------ Records supplied ------

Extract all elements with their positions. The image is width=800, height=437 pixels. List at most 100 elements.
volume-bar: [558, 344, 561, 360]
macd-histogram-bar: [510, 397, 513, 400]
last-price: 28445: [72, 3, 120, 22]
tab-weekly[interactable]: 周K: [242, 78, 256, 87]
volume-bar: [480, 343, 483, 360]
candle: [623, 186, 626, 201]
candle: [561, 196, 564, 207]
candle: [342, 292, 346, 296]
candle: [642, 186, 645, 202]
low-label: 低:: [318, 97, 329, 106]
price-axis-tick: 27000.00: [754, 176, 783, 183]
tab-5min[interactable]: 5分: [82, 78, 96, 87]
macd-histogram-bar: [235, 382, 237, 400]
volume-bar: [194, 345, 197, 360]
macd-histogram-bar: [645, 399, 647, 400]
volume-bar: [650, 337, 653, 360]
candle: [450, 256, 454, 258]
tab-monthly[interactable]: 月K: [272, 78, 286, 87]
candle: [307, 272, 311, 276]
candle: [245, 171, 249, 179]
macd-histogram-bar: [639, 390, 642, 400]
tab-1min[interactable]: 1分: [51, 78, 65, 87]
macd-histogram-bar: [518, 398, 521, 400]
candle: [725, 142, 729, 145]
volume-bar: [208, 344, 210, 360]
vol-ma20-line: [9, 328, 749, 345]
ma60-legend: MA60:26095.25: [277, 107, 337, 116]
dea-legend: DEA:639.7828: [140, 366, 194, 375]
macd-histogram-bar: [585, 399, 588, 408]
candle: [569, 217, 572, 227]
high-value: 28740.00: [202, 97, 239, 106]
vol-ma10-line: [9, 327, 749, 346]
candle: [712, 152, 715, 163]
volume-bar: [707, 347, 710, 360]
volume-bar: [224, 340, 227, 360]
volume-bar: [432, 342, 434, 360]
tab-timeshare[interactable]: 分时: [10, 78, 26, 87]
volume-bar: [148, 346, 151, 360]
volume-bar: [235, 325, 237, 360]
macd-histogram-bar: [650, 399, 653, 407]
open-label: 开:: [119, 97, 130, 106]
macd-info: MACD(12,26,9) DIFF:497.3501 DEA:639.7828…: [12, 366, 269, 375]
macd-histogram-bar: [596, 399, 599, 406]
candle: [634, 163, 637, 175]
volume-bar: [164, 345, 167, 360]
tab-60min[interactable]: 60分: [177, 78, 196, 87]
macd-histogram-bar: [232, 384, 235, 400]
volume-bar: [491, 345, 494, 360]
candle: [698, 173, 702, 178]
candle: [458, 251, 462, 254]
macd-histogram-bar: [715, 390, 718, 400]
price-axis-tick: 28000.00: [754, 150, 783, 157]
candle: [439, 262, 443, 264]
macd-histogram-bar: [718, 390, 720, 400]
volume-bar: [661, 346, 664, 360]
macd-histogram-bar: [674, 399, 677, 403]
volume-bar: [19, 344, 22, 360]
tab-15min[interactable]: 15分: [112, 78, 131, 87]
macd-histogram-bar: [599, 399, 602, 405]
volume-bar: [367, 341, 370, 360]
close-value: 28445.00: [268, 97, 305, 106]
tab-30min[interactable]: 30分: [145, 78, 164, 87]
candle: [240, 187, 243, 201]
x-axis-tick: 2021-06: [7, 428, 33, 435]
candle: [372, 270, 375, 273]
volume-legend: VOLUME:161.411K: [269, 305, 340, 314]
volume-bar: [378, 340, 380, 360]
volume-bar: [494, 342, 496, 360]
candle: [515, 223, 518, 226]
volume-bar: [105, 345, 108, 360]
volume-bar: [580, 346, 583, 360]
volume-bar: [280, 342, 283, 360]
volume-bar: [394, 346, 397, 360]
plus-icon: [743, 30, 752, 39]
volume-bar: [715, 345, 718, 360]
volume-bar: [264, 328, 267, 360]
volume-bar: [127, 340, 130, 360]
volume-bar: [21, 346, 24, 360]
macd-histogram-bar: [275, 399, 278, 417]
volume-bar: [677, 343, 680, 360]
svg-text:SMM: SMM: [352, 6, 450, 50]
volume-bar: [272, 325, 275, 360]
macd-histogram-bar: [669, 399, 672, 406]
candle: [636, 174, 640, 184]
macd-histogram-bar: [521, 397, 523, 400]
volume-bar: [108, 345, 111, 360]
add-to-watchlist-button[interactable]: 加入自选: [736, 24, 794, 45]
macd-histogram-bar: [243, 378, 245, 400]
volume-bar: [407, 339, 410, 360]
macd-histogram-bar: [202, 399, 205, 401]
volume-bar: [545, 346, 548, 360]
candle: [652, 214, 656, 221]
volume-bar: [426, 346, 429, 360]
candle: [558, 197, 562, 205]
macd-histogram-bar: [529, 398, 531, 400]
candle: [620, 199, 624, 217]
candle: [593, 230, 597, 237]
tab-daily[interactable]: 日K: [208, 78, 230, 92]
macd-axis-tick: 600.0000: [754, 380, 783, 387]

------

Stated problem:
Copy the data verbatim from its first line through the line containing "volume-bar: [650, 337, 653, 360]", both included.

Exercise solution:
Extract all elements with their positions. The image is width=800, height=437 pixels. List at most 100 elements.
volume-bar: [558, 344, 561, 360]
macd-histogram-bar: [510, 397, 513, 400]
last-price: 28445: [72, 3, 120, 22]
tab-weekly[interactable]: 周K: [242, 78, 256, 87]
volume-bar: [480, 343, 483, 360]
candle: [623, 186, 626, 201]
candle: [561, 196, 564, 207]
candle: [342, 292, 346, 296]
candle: [642, 186, 645, 202]
low-label: 低:: [318, 97, 329, 106]
price-axis-tick: 27000.00: [754, 176, 783, 183]
tab-5min[interactable]: 5分: [82, 78, 96, 87]
macd-histogram-bar: [235, 382, 237, 400]
volume-bar: [194, 345, 197, 360]
macd-histogram-bar: [645, 399, 647, 400]
volume-bar: [650, 337, 653, 360]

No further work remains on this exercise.